Goal >>
Give the number of lines in the data that hold the word "измене", and nothing else.
-- Start of Records supplied --
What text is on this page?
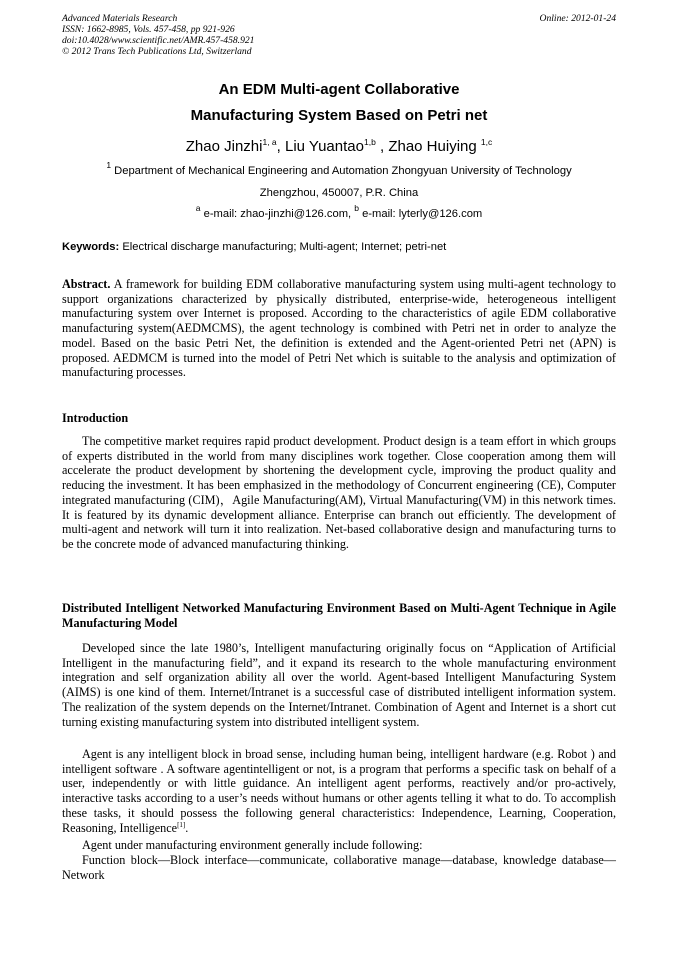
Advanced Materials Research
ISSN: 1662-8985, Vols. 457-458, pp 921-926
doi:10.4028/www.scientific.net/AMR.457-458.921
© 2012 Trans Tech Publications Ltd, Switzerland
Online: 2012-01-24
An EDM Multi-agent Collaborative
Manufacturing System Based on Petri net
Zhao Jinzhi$^{1, a}$, Liu Yuantao$^{1,b}$ , Zhao Huiying $^{1,c}$
$^1$ Department of Mechanical Engineering and Automation Zhongyuan University of Technology
Zhengzhou, 450007, P.R. China
$^a$ e-mail: zhao-jinzhi@126.com, $^b$ e-mail: lyterly@126.com
Keywords: Electrical discharge manufacturing; Multi-agent; Internet; petri-net
Abstract. A framework for building EDM collaborative manufacturing system using multi-agent technology to support organizations characterized by physically distributed, enterprise-wide, heterogeneous intelligent manufacturing system over Internet is proposed. According to the characteristics of agile EDM collaborative manufacturing system(AEDMCMS), the agent technology is combined with Petri net in order to analyze the model. Based on the basic Petri Net, the definition is extended and the Agent-oriented Petri net (APN) is proposed. AEDMCM is turned into the model of Petri Net which is suitable to the analysis and optimization of manufacturing processes.
Introduction
The competitive market requires rapid product development. Product design is a team effort in which groups of experts distributed in the world from many disciplines work together. Close cooperation among them will accelerate the product development by shortening the development cycle, improving the product quality and reducing the investment. It has been emphasized in the methodology of Concurrent engineering (CE), Computer integrated manufacturing (CIM)，Agile Manufacturing(AM), Virtual Manufacturing(VM) in this network times. It is featured by its dynamic development alliance. Enterprise can branch out efficiently. The development of multi-agent and network will turn it into realization. Net-based collaborative design and manufacturing turns to be the concrete mode of advanced manufacturing thinking.
Distributed Intelligent Networked Manufacturing Environment Based on Multi-Agent Technique in Agile Manufacturing Model
Developed since the late 1980’s, Intelligent manufacturing originally focus on “Application of Artificial Intelligent in the manufacturing field”, and it expand its research to the whole manufacturing environment integration and self organization ability all over the world. Agent-based Intelligent Manufacturing System (AIMS) is one kind of them. Internet/Intranet is a successful case of distributed intelligent information system. The realization of the system depends on the Internet/Intranet. Combination of Agent and Internet is a short cut turning existing manufacturing system into distributed intelligent system.
Agent is any intelligent block in broad sense, including human being, intelligent hardware (e.g. Robot ) and intelligent software . A software agentintelligent or not, is a program that performs a specific task on behalf of a user, independently or with little guidance. An intelligent agent performs, reactively and/or pro-actively, interactive tasks according to a user’s needs without humans or other agents telling it what to do. To accomplish these tasks, it should possess the following general characteristics: Independence, Learning, Cooperation, Reasoning, Intelligence[1].
Agent under manufacturing environment generally include following:
Function block—Block interface—communicate, collaborative manage—database, knowledge database—Network
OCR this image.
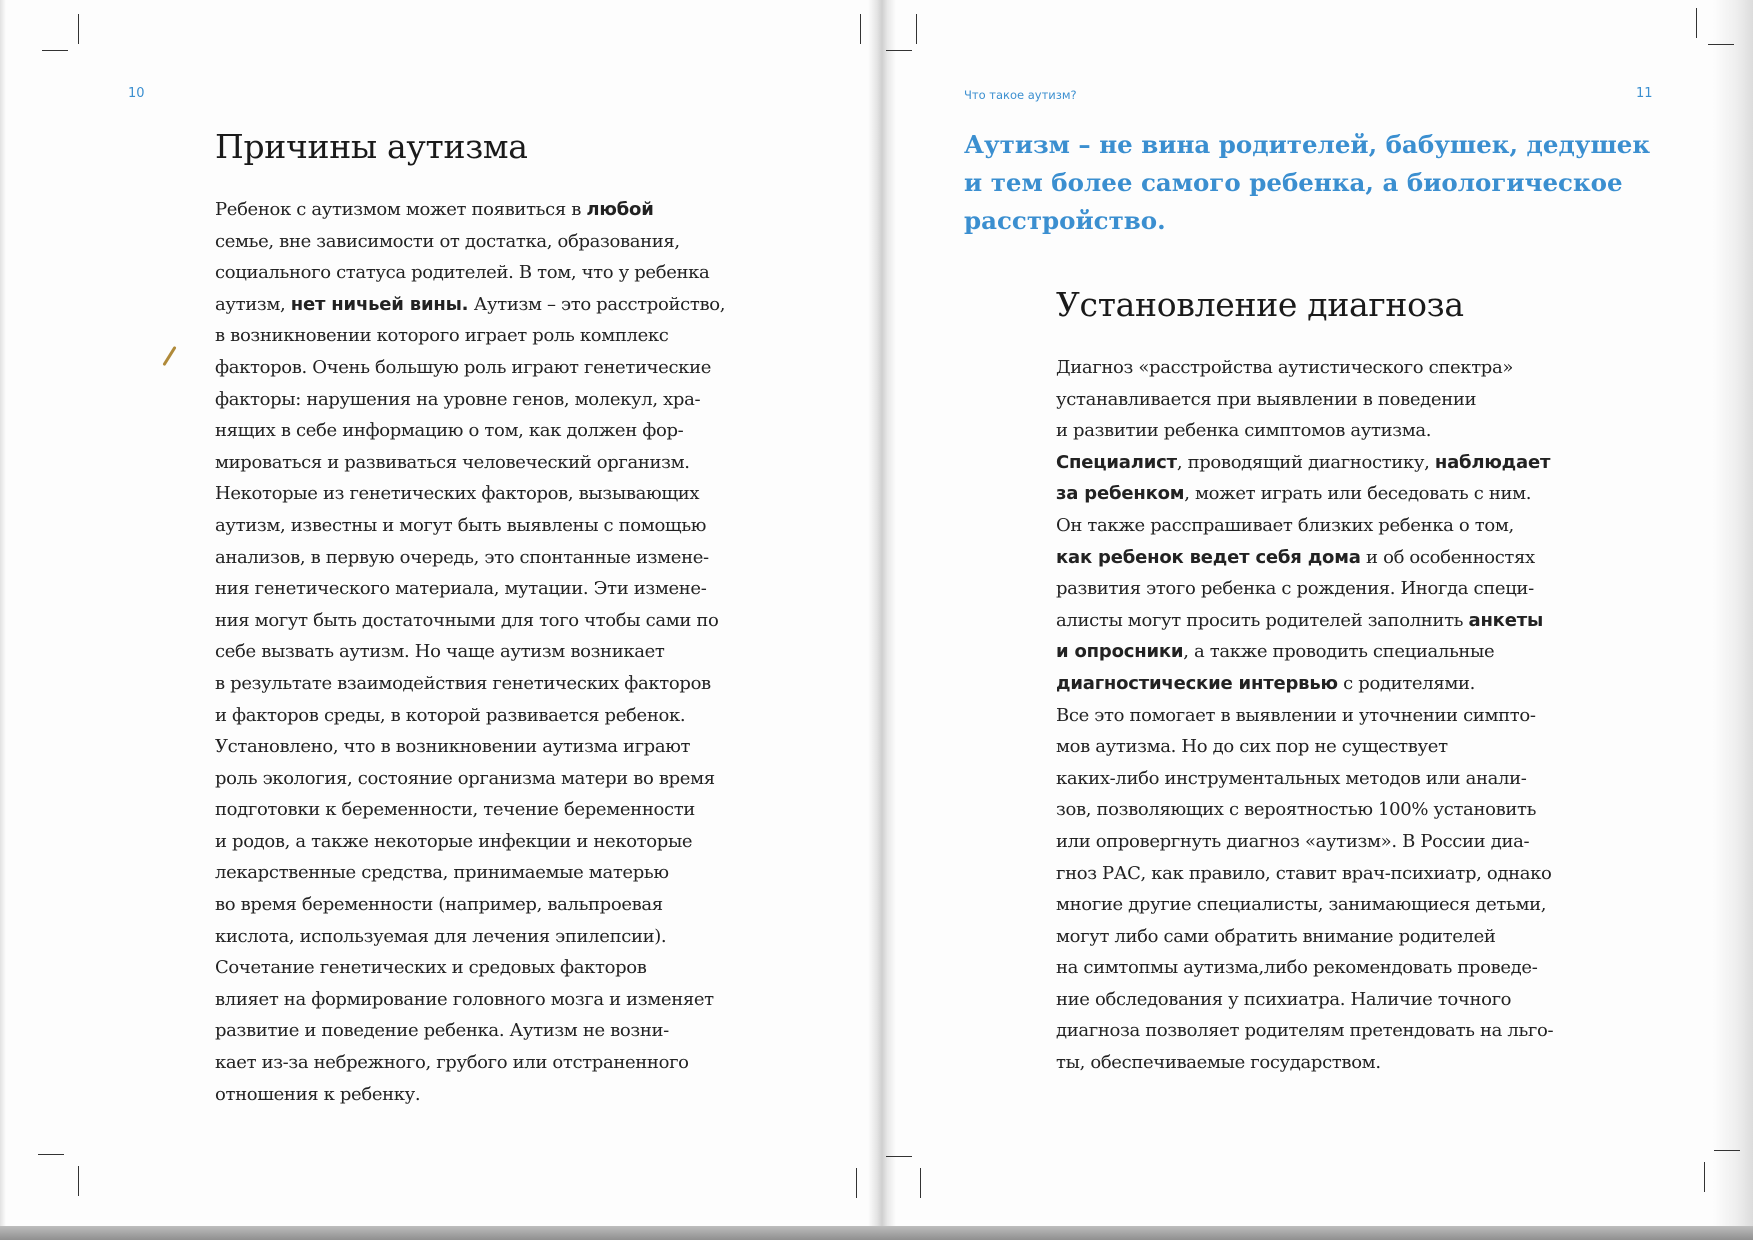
10
Причины аутизма
Ребенок с аутизмом может появиться в любой
семье, вне зависимости от достатка, образования,
социального статуса родителей. В том, что у ребенка
аутизм, нет ничьей вины. Аутизм – это расстройство,
в возникновении которого играет роль комплекс
факторов. Очень большую роль играют генетические
факторы: нарушения на уровне генов, молекул, хра-
нящих в себе информацию о том, как должен фор-
мироваться и развиваться человеческий организм.
Некоторые из генетических факторов, вызывающих
аутизм, известны и могут быть выявлены с помощью
анализов, в первую очередь, это спонтанные измене-
ния генетического материала, мутации. Эти измене-
ния могут быть достаточными для того чтобы сами по
себе вызвать аутизм. Но чаще аутизм возникает
в результате взаимодействия генетических факторов
и факторов среды, в которой развивается ребенок.
Установлено, что в возникновении аутизма играют
роль экология, состояние организма матери во время
подготовки к беременности, течение беременности
и родов, а также некоторые инфекции и некоторые
лекарственные средства, принимаемые матерью
во время беременности (например, вальпроевая
кислота, используемая для лечения эпилепсии).
Сочетание генетических и средовых факторов
влияет на формирование головного мозга и изменяет
развитие и поведение ребенка. Аутизм не возни-
кает из-за небрежного, грубого или отстраненного
отношения к ребенку.
Что такое аутизм?	11
Аутизм – не вина родителей, бабушек, дедушек
и тем более самого ребенка, а биологическое
расстройство.
Установление диагноза
Диагноз «расстройства аутистического спектра»
устанавливается при выявлении в поведении
и развитии ребенка симптомов аутизма.
Специалист, проводящий диагностику, наблюдает
за ребенком, может играть или беседовать с ним.
Он также расспрашивает близких ребенка о том,
как ребенок ведет себя дома и об особенностях
развития этого ребенка с рождения. Иногда специ-
алисты могут просить родителей заполнить анкеты
и опросники, а также проводить специальные
диагностические интервью с родителями.
Все это помогает в выявлении и уточнении симпто-
мов аутизма. Но до сих пор не существует
каких-либо инструментальных методов или анали-
зов, позволяющих с вероятностью 100% установить
или опровергнуть диагноз «аутизм». В России диа-
гноз РАС, как правило, ставит врач-психиатр, однако
многие другие специалисты, занимающиеся детьми,
могут либо сами обратить внимание родителей
на симтопмы аутизма,либо рекомендовать проведе-
ние обследования у психиатра. Наличие точного
диагноза позволяет родителям претендовать на льго-
ты, обеспечиваемые государством.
-- End of Records supplied --
Result >>
2